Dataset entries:
┌──

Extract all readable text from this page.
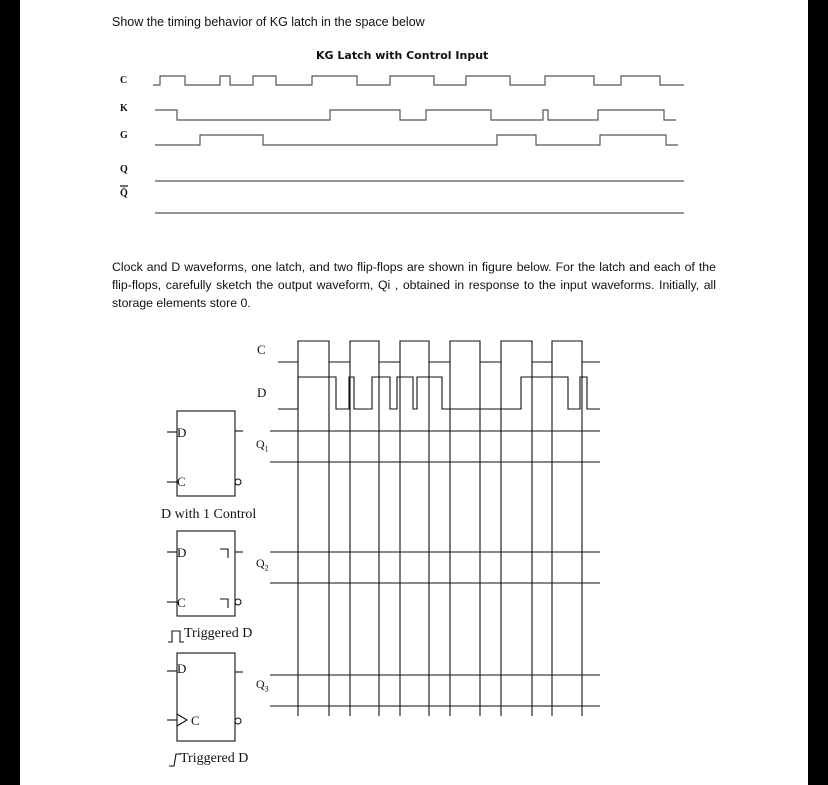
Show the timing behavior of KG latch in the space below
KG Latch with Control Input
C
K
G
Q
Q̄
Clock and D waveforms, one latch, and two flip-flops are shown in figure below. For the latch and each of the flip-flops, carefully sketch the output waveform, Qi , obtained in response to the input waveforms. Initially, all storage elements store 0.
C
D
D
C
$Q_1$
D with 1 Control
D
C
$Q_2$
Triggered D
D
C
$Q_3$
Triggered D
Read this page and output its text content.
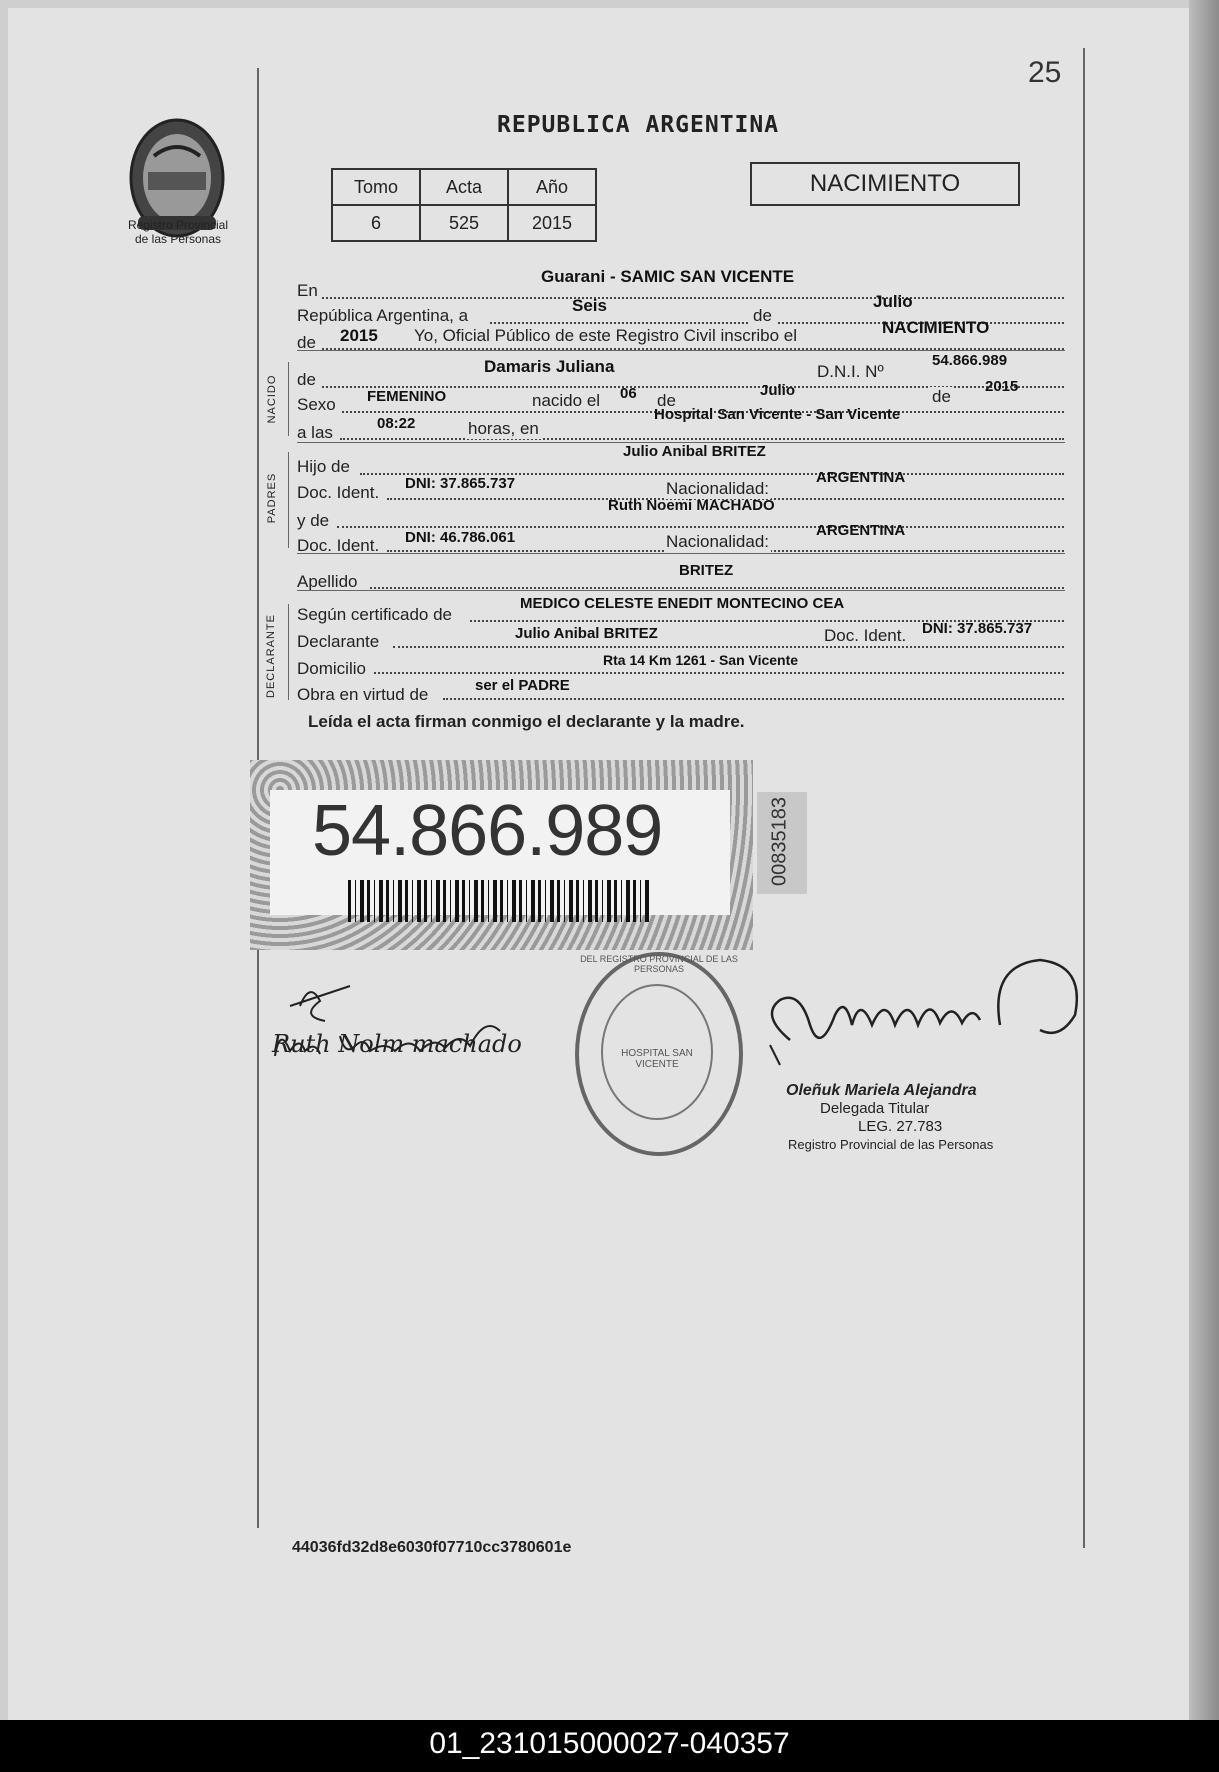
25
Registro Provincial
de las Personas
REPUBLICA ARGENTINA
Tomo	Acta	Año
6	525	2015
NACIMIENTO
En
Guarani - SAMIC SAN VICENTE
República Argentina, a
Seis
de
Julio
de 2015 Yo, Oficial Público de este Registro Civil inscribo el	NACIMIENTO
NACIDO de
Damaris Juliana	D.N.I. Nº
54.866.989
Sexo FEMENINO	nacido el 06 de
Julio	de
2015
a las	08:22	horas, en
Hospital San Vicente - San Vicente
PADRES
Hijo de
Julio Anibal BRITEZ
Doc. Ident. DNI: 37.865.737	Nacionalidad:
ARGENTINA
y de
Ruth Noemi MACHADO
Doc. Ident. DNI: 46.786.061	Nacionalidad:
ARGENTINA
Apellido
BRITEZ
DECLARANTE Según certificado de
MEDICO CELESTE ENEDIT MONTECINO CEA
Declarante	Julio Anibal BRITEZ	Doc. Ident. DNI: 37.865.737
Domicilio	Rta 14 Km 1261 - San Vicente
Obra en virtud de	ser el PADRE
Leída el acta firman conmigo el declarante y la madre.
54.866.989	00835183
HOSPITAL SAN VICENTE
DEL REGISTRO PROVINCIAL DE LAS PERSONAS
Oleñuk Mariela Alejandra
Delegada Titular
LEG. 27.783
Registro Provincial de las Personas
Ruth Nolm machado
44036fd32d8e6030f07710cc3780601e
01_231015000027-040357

└──
┌──

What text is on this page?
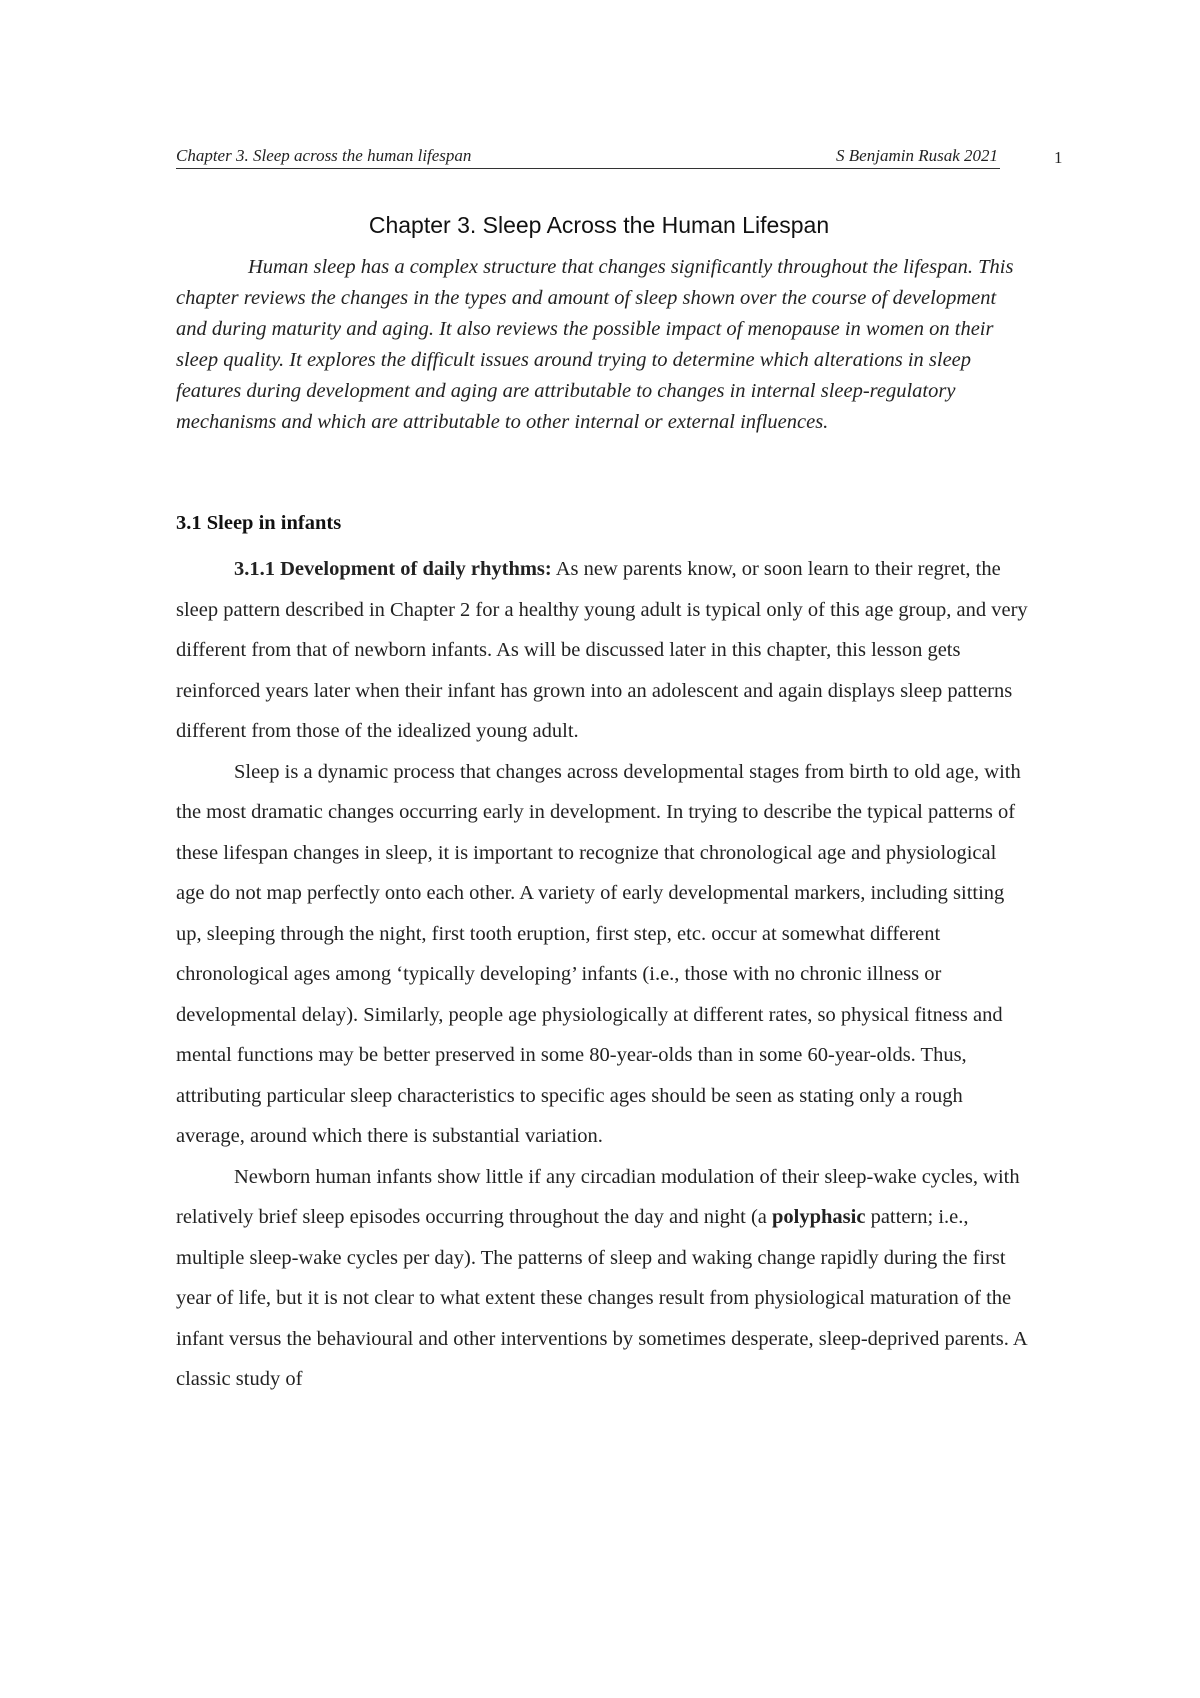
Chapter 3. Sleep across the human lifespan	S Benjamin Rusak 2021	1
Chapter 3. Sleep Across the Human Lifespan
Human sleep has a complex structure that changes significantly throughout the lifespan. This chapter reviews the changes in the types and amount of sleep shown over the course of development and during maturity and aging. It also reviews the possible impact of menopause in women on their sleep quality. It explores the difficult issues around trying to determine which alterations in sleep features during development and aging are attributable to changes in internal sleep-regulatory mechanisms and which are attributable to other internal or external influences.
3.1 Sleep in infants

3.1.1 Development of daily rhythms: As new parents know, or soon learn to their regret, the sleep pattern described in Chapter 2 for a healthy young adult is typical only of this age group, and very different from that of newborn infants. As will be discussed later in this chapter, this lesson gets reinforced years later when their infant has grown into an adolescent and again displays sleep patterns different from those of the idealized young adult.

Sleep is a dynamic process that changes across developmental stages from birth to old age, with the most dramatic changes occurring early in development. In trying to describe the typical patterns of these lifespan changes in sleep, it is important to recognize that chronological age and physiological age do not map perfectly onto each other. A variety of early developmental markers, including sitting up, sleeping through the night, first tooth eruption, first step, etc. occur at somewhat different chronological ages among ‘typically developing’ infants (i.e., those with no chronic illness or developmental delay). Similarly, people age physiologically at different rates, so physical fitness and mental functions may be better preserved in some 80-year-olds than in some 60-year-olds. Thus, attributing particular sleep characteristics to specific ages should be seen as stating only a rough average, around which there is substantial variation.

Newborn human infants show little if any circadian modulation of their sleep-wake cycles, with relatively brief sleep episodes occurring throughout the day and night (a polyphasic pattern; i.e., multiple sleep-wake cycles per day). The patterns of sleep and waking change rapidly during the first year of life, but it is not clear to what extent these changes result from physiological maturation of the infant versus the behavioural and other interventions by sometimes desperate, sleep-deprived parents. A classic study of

└──

Task requirements: Return each line of the data that contains the string "Control".

Answer for the task:
KG Latch with Control Input
D with 1 Control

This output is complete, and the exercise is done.